#### Material for this task:
◇ ◇ ◇
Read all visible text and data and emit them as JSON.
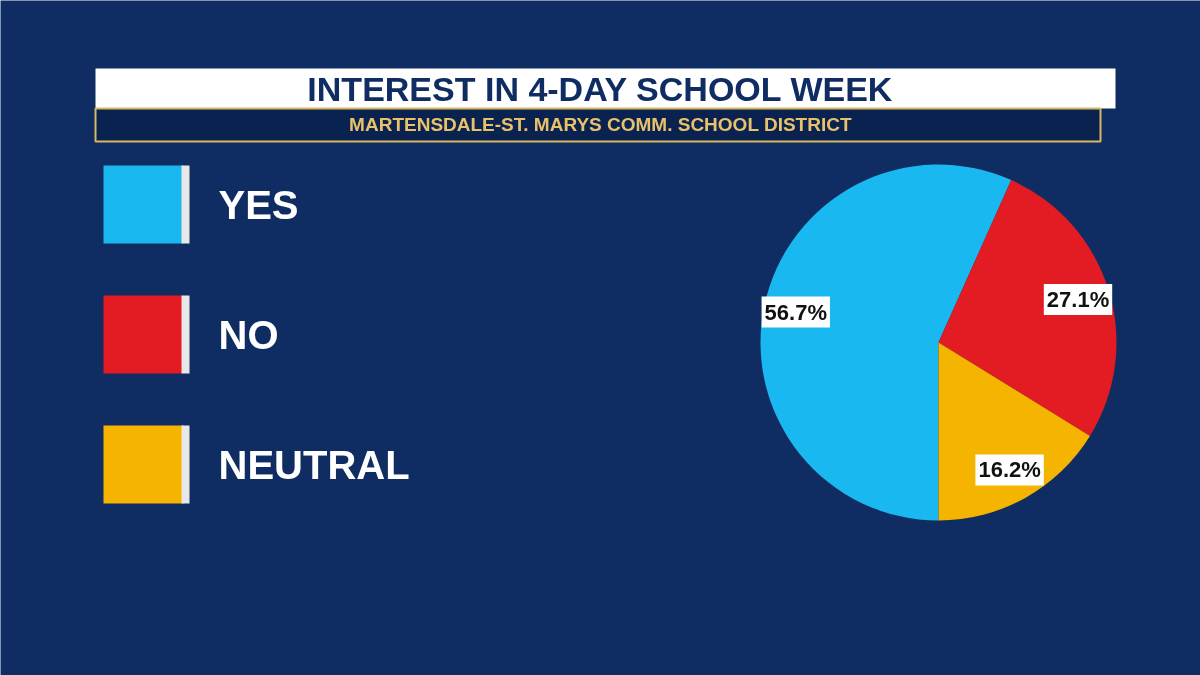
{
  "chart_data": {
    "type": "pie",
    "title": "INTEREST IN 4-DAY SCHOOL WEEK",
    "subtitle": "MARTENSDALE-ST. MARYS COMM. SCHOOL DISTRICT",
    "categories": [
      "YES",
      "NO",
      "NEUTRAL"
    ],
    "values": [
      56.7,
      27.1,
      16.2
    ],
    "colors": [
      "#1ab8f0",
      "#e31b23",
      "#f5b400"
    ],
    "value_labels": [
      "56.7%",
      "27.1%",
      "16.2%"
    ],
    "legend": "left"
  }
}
◇ ◇ ◇
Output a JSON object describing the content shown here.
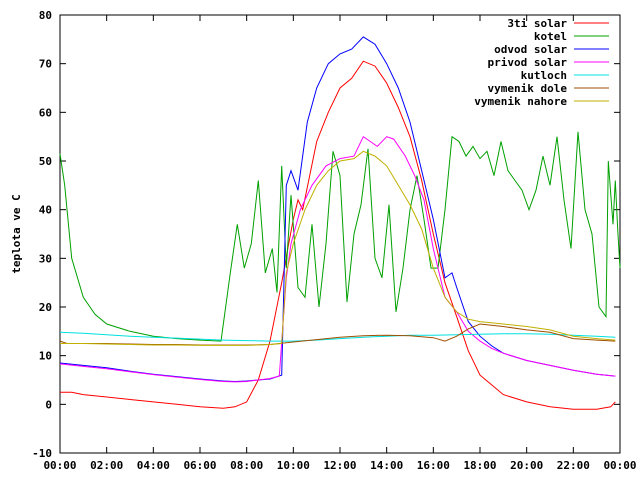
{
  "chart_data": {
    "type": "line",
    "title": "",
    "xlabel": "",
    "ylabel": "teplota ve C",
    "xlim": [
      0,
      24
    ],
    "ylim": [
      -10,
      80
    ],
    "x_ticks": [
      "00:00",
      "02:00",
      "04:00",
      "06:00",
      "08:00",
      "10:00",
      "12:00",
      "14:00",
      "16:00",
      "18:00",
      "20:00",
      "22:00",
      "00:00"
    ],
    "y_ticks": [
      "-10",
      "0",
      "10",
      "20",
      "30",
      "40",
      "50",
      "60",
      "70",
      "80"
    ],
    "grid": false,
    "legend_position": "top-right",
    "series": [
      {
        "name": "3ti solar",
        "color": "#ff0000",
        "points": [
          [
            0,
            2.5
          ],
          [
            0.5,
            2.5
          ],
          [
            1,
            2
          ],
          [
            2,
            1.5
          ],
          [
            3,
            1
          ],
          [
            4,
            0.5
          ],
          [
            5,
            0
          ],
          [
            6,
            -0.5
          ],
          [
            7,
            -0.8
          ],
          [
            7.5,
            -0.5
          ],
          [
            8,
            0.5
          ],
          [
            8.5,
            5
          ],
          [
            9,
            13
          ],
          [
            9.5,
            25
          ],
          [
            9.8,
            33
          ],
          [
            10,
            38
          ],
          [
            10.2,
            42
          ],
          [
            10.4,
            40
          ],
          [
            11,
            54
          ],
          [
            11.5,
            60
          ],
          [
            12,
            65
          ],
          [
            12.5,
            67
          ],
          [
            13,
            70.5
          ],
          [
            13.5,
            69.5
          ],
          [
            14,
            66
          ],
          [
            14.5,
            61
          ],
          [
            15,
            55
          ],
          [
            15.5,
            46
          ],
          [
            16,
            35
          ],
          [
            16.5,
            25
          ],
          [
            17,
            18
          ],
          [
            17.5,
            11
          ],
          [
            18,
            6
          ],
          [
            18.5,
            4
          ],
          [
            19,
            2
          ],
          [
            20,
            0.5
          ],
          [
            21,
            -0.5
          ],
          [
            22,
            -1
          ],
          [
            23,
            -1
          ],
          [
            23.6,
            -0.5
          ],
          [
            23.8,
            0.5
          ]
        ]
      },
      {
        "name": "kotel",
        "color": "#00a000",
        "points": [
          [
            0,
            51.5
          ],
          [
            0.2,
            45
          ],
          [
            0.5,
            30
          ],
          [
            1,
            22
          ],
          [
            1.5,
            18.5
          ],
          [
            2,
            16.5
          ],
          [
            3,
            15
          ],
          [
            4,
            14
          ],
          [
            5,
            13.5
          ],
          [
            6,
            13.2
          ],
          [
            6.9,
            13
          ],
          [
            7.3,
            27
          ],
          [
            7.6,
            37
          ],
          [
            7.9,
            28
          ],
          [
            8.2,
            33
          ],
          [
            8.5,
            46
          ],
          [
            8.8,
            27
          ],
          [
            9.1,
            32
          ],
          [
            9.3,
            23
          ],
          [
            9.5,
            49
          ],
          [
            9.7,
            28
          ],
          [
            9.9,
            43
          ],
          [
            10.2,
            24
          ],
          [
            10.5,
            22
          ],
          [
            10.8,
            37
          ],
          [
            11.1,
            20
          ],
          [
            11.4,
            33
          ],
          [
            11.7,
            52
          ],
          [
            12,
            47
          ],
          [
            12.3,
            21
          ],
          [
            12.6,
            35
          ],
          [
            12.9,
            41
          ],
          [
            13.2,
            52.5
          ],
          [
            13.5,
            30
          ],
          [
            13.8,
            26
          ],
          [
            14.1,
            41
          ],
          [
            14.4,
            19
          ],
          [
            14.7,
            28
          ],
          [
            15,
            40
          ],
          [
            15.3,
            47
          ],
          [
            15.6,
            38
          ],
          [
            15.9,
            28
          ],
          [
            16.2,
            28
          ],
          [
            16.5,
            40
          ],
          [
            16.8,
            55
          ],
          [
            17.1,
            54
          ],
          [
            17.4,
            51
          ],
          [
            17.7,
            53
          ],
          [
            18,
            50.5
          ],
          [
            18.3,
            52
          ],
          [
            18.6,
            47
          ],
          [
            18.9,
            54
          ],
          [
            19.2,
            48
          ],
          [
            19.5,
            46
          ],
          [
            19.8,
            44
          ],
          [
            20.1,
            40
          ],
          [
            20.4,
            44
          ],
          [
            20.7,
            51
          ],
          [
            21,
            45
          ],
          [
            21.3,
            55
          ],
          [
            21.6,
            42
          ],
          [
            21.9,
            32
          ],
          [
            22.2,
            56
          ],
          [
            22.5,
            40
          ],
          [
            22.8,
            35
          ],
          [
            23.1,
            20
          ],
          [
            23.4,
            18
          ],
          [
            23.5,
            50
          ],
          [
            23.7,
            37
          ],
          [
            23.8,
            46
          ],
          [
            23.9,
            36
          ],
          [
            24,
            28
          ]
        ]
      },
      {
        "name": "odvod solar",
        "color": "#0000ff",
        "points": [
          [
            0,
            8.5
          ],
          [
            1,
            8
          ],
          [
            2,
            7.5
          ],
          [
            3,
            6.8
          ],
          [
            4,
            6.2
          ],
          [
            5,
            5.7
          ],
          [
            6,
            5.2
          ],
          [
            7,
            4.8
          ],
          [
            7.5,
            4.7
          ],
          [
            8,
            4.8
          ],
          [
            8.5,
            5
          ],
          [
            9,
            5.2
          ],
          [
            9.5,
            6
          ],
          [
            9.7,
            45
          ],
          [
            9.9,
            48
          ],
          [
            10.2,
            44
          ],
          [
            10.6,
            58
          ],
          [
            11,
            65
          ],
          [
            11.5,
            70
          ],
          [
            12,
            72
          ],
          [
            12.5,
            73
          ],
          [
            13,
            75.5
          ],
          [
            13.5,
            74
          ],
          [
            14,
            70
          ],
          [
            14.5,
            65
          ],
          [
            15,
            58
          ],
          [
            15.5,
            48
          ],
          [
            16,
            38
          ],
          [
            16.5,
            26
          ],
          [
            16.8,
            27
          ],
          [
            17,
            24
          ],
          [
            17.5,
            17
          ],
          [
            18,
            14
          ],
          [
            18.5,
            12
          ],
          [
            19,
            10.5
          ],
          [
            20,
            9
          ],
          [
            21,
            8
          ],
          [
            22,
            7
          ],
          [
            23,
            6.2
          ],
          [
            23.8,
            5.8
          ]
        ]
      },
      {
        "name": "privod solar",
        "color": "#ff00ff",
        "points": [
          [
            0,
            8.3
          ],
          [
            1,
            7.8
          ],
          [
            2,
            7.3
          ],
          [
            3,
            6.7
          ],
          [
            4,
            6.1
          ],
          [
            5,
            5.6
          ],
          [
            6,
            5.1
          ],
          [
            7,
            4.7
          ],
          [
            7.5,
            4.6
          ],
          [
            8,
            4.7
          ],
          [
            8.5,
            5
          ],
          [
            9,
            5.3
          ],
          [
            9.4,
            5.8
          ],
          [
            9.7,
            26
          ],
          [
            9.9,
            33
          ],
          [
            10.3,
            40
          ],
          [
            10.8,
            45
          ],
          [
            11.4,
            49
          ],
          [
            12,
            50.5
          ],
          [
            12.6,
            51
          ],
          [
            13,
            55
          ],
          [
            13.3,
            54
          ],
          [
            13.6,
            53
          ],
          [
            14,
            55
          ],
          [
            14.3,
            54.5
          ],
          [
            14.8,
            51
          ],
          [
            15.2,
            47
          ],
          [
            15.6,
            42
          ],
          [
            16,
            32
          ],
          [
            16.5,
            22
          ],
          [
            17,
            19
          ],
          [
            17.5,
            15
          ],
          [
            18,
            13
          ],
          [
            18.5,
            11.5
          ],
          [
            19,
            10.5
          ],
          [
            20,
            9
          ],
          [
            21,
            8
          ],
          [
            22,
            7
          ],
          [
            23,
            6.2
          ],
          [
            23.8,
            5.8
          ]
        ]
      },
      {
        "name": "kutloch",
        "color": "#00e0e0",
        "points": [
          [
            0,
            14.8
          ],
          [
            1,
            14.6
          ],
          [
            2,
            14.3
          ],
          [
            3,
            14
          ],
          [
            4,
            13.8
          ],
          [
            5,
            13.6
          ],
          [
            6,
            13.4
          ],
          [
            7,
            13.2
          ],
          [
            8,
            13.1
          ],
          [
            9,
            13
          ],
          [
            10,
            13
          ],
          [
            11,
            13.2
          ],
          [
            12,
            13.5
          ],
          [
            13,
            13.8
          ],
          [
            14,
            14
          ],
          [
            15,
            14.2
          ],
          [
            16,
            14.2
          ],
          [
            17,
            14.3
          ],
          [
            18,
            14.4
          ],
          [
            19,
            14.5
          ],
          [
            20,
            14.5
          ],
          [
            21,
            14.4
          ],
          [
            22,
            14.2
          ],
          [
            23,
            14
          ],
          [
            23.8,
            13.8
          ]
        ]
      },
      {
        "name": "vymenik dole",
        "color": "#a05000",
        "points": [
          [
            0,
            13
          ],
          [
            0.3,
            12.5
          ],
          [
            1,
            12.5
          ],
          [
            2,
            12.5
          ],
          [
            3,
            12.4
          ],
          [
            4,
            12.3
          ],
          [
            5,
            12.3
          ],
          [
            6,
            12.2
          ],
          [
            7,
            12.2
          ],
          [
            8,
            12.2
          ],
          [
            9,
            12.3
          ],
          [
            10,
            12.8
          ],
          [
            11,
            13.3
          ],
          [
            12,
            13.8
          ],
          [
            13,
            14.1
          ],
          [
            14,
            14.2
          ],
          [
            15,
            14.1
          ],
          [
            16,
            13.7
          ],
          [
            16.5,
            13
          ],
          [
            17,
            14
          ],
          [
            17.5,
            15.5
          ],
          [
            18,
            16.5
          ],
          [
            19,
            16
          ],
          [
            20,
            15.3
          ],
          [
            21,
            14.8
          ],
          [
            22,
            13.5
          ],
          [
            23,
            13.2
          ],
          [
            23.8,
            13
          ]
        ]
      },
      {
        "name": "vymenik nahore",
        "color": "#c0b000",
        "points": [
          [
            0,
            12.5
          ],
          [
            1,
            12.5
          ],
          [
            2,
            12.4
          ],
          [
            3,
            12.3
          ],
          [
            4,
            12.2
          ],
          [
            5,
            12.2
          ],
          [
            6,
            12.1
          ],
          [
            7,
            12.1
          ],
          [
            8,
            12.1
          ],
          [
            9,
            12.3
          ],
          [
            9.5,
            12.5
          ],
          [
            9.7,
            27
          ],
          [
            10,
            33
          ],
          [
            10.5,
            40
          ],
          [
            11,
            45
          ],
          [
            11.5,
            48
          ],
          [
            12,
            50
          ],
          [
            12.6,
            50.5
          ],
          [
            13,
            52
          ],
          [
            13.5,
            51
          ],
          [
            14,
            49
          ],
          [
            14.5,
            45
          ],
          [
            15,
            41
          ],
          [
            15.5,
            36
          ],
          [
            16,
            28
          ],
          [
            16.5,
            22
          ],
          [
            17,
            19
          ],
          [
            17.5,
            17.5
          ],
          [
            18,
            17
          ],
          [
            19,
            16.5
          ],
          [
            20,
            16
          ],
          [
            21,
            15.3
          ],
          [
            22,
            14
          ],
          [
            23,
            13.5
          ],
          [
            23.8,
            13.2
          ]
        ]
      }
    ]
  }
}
◇ ◇ ◇
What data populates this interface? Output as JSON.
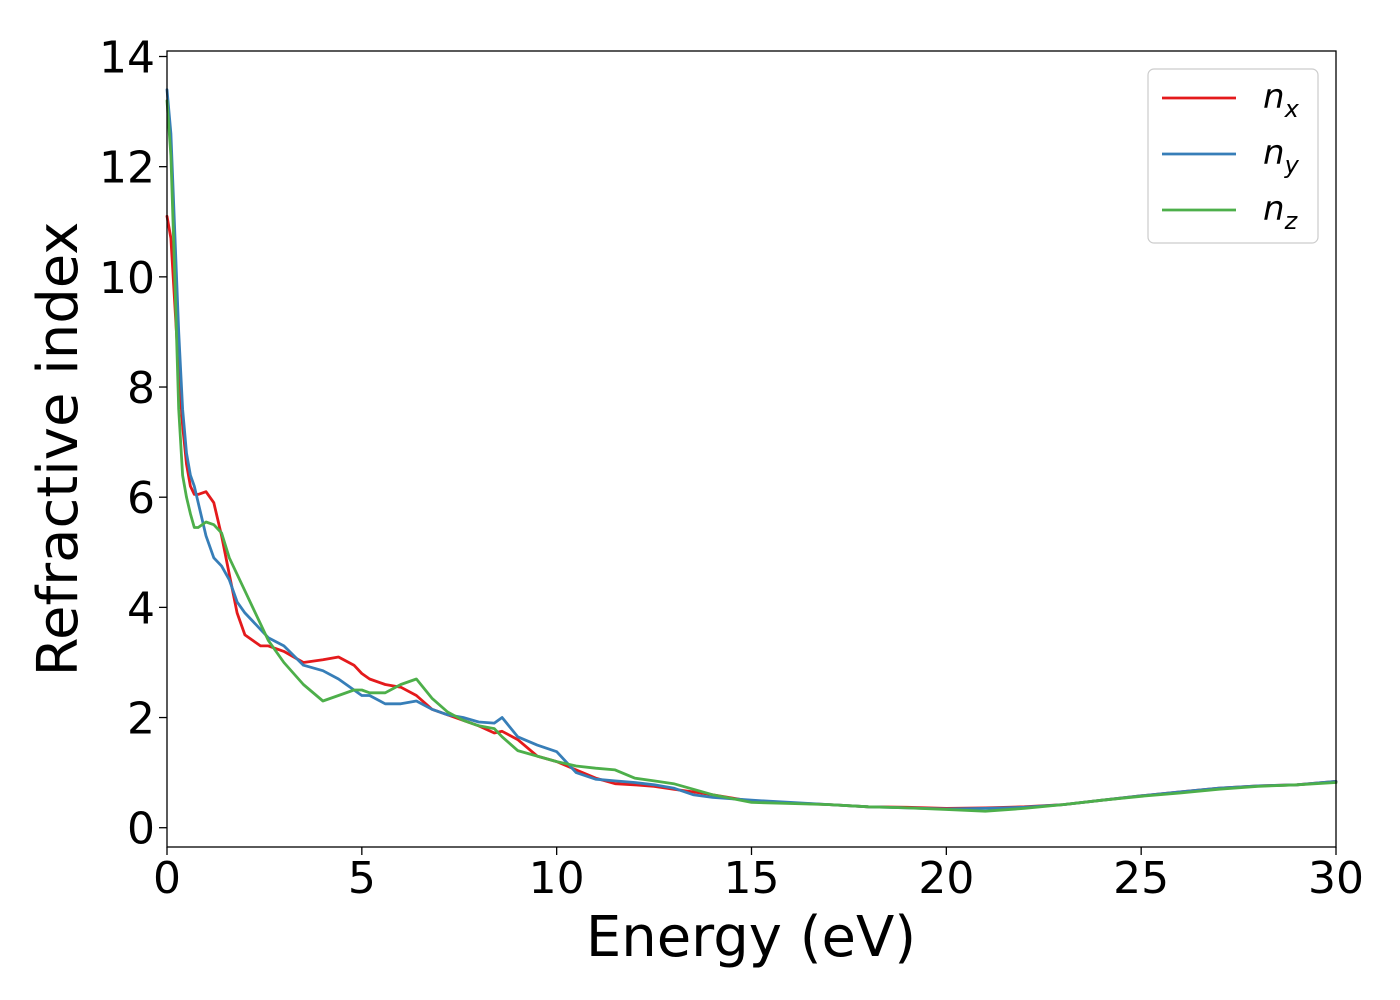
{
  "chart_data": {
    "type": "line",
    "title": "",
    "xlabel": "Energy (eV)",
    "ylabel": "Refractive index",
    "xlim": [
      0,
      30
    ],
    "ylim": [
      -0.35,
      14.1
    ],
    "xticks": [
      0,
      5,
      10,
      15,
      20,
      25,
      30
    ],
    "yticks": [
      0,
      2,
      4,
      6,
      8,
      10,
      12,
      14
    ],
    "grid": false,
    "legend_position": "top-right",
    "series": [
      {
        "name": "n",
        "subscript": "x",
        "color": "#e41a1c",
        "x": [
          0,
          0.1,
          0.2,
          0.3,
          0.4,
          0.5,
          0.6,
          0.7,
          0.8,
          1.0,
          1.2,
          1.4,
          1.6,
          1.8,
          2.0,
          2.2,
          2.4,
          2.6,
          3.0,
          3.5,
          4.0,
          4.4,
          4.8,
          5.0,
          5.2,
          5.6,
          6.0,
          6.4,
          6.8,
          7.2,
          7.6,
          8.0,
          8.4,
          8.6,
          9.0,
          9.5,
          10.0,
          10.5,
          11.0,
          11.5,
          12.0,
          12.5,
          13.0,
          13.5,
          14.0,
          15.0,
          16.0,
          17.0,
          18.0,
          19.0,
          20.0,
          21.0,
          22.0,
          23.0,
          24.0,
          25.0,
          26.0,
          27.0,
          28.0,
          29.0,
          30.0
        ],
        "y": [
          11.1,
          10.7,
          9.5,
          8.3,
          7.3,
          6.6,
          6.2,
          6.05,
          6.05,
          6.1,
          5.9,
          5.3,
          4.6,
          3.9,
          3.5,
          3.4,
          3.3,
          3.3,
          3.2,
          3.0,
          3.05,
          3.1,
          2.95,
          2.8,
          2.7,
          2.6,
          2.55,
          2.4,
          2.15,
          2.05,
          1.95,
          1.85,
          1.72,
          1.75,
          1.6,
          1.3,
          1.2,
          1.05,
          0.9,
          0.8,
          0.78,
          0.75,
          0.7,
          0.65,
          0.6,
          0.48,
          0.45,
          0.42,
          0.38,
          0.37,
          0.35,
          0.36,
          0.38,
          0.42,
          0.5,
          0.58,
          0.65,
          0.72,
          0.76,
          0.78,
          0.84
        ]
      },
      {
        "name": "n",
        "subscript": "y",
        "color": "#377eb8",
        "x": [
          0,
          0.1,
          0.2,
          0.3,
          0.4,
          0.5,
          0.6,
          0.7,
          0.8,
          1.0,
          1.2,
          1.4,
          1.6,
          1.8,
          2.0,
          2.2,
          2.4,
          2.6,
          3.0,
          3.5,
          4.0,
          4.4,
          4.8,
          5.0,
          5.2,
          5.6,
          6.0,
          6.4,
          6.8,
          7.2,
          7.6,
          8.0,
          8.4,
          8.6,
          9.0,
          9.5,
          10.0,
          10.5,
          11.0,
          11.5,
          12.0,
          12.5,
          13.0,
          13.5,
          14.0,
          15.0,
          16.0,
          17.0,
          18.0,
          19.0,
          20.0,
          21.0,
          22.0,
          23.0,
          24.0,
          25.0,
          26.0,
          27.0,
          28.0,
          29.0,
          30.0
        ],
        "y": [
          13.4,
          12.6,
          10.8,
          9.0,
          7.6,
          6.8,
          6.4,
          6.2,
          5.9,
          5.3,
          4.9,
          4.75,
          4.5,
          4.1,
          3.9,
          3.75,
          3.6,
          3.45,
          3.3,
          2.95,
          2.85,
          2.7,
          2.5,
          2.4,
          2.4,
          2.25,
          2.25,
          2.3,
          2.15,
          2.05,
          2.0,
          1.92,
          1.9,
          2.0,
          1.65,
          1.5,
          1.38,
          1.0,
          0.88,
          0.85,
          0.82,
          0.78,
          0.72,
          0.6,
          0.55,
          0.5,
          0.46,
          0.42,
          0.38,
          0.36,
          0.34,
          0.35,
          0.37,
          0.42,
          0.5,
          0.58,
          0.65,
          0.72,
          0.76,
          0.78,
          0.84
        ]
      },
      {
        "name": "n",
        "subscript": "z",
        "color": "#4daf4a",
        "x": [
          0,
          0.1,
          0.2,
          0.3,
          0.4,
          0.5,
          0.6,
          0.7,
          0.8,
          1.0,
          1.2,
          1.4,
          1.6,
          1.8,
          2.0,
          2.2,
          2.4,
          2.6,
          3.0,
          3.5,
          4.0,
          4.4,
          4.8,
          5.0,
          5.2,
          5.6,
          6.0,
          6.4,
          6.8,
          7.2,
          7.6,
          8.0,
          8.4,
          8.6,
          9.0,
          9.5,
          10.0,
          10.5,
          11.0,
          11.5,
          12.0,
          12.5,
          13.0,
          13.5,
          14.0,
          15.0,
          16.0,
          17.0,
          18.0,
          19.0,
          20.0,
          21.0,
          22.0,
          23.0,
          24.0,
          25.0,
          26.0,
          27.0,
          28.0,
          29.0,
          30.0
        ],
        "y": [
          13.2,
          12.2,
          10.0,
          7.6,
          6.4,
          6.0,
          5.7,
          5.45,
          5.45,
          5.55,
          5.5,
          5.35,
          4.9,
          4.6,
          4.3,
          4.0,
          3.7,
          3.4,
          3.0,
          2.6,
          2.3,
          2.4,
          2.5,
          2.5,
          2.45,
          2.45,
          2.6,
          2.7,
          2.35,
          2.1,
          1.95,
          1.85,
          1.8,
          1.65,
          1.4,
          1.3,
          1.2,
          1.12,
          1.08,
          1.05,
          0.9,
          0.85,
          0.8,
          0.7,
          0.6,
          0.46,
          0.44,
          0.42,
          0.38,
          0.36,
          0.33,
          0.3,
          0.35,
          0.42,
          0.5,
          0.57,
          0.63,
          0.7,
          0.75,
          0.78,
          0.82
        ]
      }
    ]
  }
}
◇ ◇ ◇
#### What is needed:
Each line in the entries above that includes the string "vymenik" should be extracted.

#### Output below:
        "name": "vymenik dole",
        "name": "vymenik nahore",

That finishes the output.